• [SHORT EXERCISE]
Return every entry exactly.

• [DATA SUPPLIED]
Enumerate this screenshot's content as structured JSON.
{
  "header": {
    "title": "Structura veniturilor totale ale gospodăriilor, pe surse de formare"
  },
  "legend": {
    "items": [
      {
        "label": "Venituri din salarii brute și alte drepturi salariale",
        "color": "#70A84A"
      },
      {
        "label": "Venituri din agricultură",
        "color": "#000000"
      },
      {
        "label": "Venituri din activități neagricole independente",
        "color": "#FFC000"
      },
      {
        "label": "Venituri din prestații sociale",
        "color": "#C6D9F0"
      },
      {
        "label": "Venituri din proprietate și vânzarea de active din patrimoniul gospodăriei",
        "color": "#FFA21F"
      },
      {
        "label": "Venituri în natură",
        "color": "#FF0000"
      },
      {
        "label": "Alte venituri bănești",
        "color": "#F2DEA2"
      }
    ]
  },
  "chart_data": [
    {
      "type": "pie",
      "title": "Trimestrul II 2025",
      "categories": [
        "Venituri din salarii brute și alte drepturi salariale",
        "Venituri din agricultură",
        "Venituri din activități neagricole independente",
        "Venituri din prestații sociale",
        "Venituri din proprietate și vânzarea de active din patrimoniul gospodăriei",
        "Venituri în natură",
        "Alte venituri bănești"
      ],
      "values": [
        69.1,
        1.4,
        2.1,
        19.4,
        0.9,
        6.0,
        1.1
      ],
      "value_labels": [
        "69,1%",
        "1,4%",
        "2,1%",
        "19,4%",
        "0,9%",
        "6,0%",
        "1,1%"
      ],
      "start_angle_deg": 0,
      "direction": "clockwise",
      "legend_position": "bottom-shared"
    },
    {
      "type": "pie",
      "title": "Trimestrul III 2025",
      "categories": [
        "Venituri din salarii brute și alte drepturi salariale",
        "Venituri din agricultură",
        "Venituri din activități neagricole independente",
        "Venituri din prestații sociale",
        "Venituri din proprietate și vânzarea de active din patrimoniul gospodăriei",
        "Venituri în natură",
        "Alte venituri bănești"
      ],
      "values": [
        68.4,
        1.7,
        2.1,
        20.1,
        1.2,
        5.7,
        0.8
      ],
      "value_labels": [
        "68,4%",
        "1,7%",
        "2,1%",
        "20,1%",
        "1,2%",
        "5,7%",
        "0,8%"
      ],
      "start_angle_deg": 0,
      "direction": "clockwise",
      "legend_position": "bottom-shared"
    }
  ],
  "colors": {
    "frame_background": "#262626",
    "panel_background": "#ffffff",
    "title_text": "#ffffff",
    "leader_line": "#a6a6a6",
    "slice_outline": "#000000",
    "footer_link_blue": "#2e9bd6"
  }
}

• [EXERCISE SOLUTION]
Enumerate this screenshot's content as structured JSON.
{
  "header": {
    "title": "Structura veniturilor totale ale gospodăriilor, pe surse de formare"
  },
  "legend": {
    "items": [
      {
        "label": "Venituri din salarii brute și alte drepturi salariale",
        "color": "#70A84A"
      },
      {
        "label": "Venituri din agricultură",
        "color": "#000000"
      },
      {
        "label": "Venituri din activități neagricole independente",
        "color": "#FFC000"
      },
      {
        "label": "Venituri din prestații sociale",
        "color": "#C6D9F0"
      },
      {
        "label": "Venituri din proprietate și vânzarea de active din patrimoniul gospodăriei",
        "color": "#FFA21F"
      },
      {
        "label": "Venituri în natură",
        "color": "#FF0000"
      },
      {
        "label": "Alte venituri bănești",
        "color": "#F2DEA2"
      }
    ]
  },
  "chart_data": [
    {
      "type": "pie",
      "title": "Trimestrul II 2025",
      "categories": [
        "Venituri din salarii brute și alte drepturi salariale",
        "Venituri din agricultură",
        "Venituri din activități neagricole independente",
        "Venituri din prestații sociale",
        "Venituri din proprietate și vânzarea de active din patrimoniul gospodăriei",
        "Venituri în natură",
        "Alte venituri bănești"
      ],
      "values": [
        69.1,
        1.4,
        2.1,
        19.4,
        0.9,
        6.0,
        1.1
      ],
      "value_labels": [
        "69,1%",
        "1,4%",
        "2,1%",
        "19,4%",
        "0,9%",
        "6,0%",
        "1,1%"
      ],
      "start_angle_deg": 0,
      "direction": "clockwise",
      "legend_position": "bottom-shared"
    },
    {
      "type": "pie",
      "title": "Trimestrul III 2025",
      "categories": [
        "Venituri din salarii brute și alte drepturi salariale",
        "Venituri din agricultură",
        "Venituri din activități neagricole independente",
        "Venituri din prestații sociale",
        "Venituri din proprietate și vânzarea de active din patrimoniul gospodăriei",
        "Venituri în natură",
        "Alte venituri bănești"
      ],
      "values": [
        68.4,
        1.7,
        2.1,
        20.1,
        1.2,
        5.7,
        0.8
      ],
      "value_labels": [
        "68,4%",
        "1,7%",
        "2,1%",
        "20,1%",
        "1,2%",
        "5,7%",
        "0,8%"
      ],
      "start_angle_deg": 0,
      "direction": "clockwise",
      "legend_position": "bottom-shared"
    }
  ],
  "colors": {
    "frame_background": "#262626",
    "panel_background": "#ffffff",
    "title_text": "#ffffff",
    "leader_line": "#a6a6a6",
    "slice_outline": "#000000",
    "footer_link_blue": "#2e9bd6"
  }
}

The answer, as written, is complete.